### Written exercise
Put the lines of the data, from its first line through the line containing "currency-value: Real brasileño: [397, 428, 532, 451]", inclusive, into a numbered list, omitting any blank lines.

--- Dataset records ---

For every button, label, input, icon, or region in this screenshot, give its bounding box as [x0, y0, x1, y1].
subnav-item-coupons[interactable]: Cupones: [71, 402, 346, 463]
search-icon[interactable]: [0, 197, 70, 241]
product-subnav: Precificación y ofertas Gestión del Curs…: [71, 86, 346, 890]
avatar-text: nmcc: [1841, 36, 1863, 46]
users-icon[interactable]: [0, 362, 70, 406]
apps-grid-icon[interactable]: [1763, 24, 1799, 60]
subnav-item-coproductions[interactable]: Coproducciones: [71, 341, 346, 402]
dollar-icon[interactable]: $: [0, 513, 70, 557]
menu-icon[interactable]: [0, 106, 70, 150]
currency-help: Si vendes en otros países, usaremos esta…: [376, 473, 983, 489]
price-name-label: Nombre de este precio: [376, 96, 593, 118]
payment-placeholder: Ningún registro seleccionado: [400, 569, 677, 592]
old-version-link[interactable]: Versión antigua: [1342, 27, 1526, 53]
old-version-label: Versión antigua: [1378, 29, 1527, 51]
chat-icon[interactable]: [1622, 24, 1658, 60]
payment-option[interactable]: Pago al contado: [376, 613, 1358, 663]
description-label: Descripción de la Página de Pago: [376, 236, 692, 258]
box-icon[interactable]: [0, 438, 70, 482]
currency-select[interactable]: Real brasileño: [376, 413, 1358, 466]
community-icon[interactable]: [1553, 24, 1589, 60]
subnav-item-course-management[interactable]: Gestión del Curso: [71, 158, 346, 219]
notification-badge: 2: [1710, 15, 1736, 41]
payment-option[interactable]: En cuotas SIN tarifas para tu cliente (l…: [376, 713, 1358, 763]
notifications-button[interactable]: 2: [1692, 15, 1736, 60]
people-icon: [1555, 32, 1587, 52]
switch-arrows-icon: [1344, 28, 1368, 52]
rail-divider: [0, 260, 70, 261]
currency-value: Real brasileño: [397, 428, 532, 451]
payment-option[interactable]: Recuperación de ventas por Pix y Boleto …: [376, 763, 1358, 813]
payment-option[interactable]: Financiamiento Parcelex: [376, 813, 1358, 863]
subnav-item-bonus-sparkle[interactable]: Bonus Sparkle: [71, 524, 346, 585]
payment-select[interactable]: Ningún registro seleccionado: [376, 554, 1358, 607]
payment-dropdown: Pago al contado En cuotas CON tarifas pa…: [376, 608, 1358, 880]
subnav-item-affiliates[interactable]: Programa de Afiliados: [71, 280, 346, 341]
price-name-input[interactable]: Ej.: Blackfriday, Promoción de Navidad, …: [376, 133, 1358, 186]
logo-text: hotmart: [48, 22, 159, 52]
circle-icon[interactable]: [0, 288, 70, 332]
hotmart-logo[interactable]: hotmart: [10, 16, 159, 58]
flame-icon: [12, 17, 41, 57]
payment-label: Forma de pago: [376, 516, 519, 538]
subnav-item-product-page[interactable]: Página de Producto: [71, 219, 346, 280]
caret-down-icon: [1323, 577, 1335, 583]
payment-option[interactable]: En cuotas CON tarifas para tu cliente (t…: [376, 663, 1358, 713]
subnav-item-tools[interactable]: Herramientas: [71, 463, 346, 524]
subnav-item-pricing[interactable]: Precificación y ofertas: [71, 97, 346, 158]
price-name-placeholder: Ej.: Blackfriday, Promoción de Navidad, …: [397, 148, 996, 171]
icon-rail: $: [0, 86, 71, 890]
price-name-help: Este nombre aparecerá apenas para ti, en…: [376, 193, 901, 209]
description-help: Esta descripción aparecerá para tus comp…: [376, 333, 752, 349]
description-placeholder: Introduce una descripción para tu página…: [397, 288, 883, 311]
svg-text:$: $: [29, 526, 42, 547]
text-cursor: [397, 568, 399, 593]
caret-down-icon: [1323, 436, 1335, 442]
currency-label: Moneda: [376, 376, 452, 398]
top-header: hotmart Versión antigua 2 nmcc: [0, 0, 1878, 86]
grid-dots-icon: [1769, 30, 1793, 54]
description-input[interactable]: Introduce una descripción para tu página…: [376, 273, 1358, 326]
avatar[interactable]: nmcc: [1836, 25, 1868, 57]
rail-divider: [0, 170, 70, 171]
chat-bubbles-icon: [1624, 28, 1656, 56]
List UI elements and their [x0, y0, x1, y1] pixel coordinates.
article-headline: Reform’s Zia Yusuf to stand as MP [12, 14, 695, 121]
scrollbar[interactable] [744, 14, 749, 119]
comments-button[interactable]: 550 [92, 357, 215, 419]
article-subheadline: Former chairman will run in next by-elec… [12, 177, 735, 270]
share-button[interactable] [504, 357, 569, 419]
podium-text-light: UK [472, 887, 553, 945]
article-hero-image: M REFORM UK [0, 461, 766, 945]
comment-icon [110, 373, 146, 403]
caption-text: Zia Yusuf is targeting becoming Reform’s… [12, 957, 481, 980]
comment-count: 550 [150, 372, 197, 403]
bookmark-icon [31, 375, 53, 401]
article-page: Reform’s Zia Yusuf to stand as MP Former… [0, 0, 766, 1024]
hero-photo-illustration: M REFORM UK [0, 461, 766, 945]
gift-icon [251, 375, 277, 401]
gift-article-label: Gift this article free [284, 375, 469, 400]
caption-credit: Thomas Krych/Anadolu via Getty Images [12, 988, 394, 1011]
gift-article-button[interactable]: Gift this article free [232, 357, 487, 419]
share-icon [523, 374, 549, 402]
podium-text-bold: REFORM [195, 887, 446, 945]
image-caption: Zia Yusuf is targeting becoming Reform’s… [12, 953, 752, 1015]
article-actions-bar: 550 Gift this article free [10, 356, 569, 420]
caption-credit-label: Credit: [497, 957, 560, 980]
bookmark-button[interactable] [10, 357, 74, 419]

---

### Complete output
1. For every button, label, input, icon, or region in this screenshot, give its bounding box as [x0, y0, x1, y1].
2. subnav-item-coupons[interactable]: Cupones: [71, 402, 346, 463]
3. search-icon[interactable]: [0, 197, 70, 241]
4. product-subnav: Precificación y ofertas Gestión del Curs…: [71, 86, 346, 890]
5. avatar-text: nmcc: [1841, 36, 1863, 46]
6. users-icon[interactable]: [0, 362, 70, 406]
7. apps-grid-icon[interactable]: [1763, 24, 1799, 60]
8. subnav-item-coproductions[interactable]: Coproducciones: [71, 341, 346, 402]
9. dollar-icon[interactable]: $: [0, 513, 70, 557]
10. menu-icon[interactable]: [0, 106, 70, 150]
11. currency-help: Si vendes en otros países, usaremos esta…: [376, 473, 983, 489]
12. price-name-label: Nombre de este precio: [376, 96, 593, 118]
13. payment-placeholder: Ningún registro seleccionado: [400, 569, 677, 592]
14. old-version-link[interactable]: Versión antigua: [1342, 27, 1526, 53]
15. old-version-label: Versión antigua: [1378, 29, 1527, 51]
16. chat-icon[interactable]: [1622, 24, 1658, 60]
17. payment-option[interactable]: Pago al contado: [376, 613, 1358, 663]
18. description-label: Descripción de la Página de Pago: [376, 236, 692, 258]
19. box-icon[interactable]: [0, 438, 70, 482]
20. currency-select[interactable]: Real brasileño: [376, 413, 1358, 466]
21. community-icon[interactable]: [1553, 24, 1589, 60]
22. subnav-item-course-management[interactable]: Gestión del Curso: [71, 158, 346, 219]
23. notification-badge: 2: [1710, 15, 1736, 41]
24. payment-option[interactable]: En cuotas SIN tarifas para tu cliente (l…: [376, 713, 1358, 763]
25. notifications-button[interactable]: 2: [1692, 15, 1736, 60]
26. people-icon: [1555, 32, 1587, 52]
27. switch-arrows-icon: [1344, 28, 1368, 52]
28. rail-divider: [0, 260, 70, 261]
29. currency-value: Real brasileño: [397, 428, 532, 451]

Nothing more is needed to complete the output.